**Directions for this task:** Return the listing word for word, as given.
******
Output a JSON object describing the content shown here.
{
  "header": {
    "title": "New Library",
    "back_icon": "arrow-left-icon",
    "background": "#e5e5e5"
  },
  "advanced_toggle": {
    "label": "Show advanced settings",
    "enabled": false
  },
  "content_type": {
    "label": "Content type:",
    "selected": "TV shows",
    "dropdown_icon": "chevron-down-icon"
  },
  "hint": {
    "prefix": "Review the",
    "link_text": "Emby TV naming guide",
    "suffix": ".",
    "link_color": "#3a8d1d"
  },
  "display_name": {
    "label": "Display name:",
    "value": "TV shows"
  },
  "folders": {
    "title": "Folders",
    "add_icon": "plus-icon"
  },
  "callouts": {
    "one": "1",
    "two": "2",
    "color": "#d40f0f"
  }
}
******
**Solution to this exercise:**
Output a JSON object describing the content shown here.
{
  "header": {
    "title": "New Library",
    "back_icon": "arrow-left-icon",
    "background": "#e5e5e5"
  },
  "advanced_toggle": {
    "label": "Show advanced settings",
    "enabled": false
  },
  "content_type": {
    "label": "Content type:",
    "selected": "TV shows",
    "dropdown_icon": "chevron-down-icon"
  },
  "hint": {
    "prefix": "Review the",
    "link_text": "Emby TV naming guide",
    "suffix": ".",
    "link_color": "#3a8d1d"
  },
  "display_name": {
    "label": "Display name:",
    "value": "TV shows"
  },
  "folders": {
    "title": "Folders",
    "add_icon": "plus-icon"
  },
  "callouts": {
    "one": "1",
    "two": "2",
    "color": "#d40f0f"
  }
}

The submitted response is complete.